▶ INSTRUCTIONS FOR THE TASK
Please transcribe the data below exactly. Leave the pictures out.
-- Start SUPPLIED DATA --
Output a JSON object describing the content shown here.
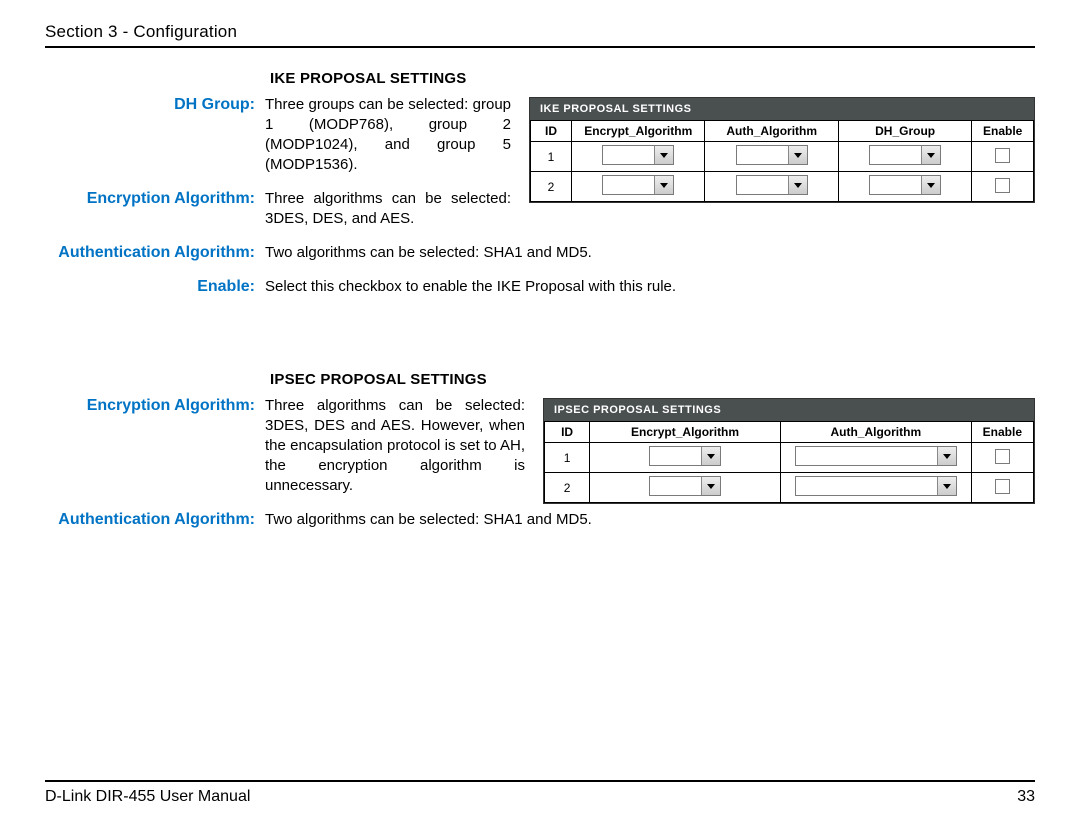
{
  "header": "Section 3 - Configuration",
  "ike": {
    "title": "IKE PROPOSAL SETTINGS",
    "items": [
      {
        "label": "DH Group:",
        "text": "Three groups can be selected: group 1 (MODP768), group 2 (MODP1024), and group 5 (MODP1536).",
        "narrow": true
      },
      {
        "label": "Encryption Algorithm:",
        "text": "Three algorithms can be selected: 3DES, DES, and AES.",
        "narrow": true
      },
      {
        "label": "Authentication Algorithm:",
        "text": "Two algorithms can be selected: SHA1 and MD5.",
        "narrow": false
      },
      {
        "label": "Enable:",
        "text": "Select this checkbox to enable the IKE Proposal with this rule.",
        "narrow": false
      }
    ],
    "panel": {
      "bar": "IKE PROPOSAL SETTINGS",
      "headers": [
        "ID",
        "Encrypt_Algorithm",
        "Auth_Algorithm",
        "DH_Group",
        "Enable"
      ],
      "rows": [
        "1",
        "2"
      ]
    }
  },
  "ipsec": {
    "title": "IPSEC PROPOSAL SETTINGS",
    "items": [
      {
        "label": "Encryption Algorithm:",
        "text": "Three algorithms can be selected: 3DES, DES and AES. However, when the encapsulation protocol is set to AH, the encryption algorithm is unnecessary.",
        "narrow": true
      },
      {
        "label": "Authentication Algorithm:",
        "text": "Two algorithms can be selected: SHA1 and MD5.",
        "narrow": false
      }
    ],
    "panel": {
      "bar": "IPSEC PROPOSAL SETTINGS",
      "headers": [
        "ID",
        "Encrypt_Algorithm",
        "Auth_Algorithm",
        "Enable"
      ],
      "rows": [
        "1",
        "2"
      ]
    }
  },
  "footer": {
    "left": "D-Link DIR-455 User Manual",
    "right": "33"
  }
}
-- End SUPPLIED DATA --
▶ RESULT OF THIS TASK
Output a JSON object describing the content shown here.
{
  "header": "Section 3 - Configuration",
  "ike": {
    "title": "IKE PROPOSAL SETTINGS",
    "items": [
      {
        "label": "DH Group:",
        "text": "Three groups can be selected: group 1 (MODP768), group 2 (MODP1024), and group 5 (MODP1536).",
        "narrow": true
      },
      {
        "label": "Encryption Algorithm:",
        "text": "Three algorithms can be selected: 3DES, DES, and AES.",
        "narrow": true
      },
      {
        "label": "Authentication Algorithm:",
        "text": "Two algorithms can be selected: SHA1 and MD5.",
        "narrow": false
      },
      {
        "label": "Enable:",
        "text": "Select this checkbox to enable the IKE Proposal with this rule.",
        "narrow": false
      }
    ],
    "panel": {
      "bar": "IKE PROPOSAL SETTINGS",
      "headers": [
        "ID",
        "Encrypt_Algorithm",
        "Auth_Algorithm",
        "DH_Group",
        "Enable"
      ],
      "rows": [
        "1",
        "2"
      ]
    }
  },
  "ipsec": {
    "title": "IPSEC PROPOSAL SETTINGS",
    "items": [
      {
        "label": "Encryption Algorithm:",
        "text": "Three algorithms can be selected: 3DES, DES and AES. However, when the encapsulation protocol is set to AH, the encryption algorithm is unnecessary.",
        "narrow": true
      },
      {
        "label": "Authentication Algorithm:",
        "text": "Two algorithms can be selected: SHA1 and MD5.",
        "narrow": false
      }
    ],
    "panel": {
      "bar": "IPSEC PROPOSAL SETTINGS",
      "headers": [
        "ID",
        "Encrypt_Algorithm",
        "Auth_Algorithm",
        "Enable"
      ],
      "rows": [
        "1",
        "2"
      ]
    }
  },
  "footer": {
    "left": "D-Link DIR-455 User Manual",
    "right": "33"
  }
}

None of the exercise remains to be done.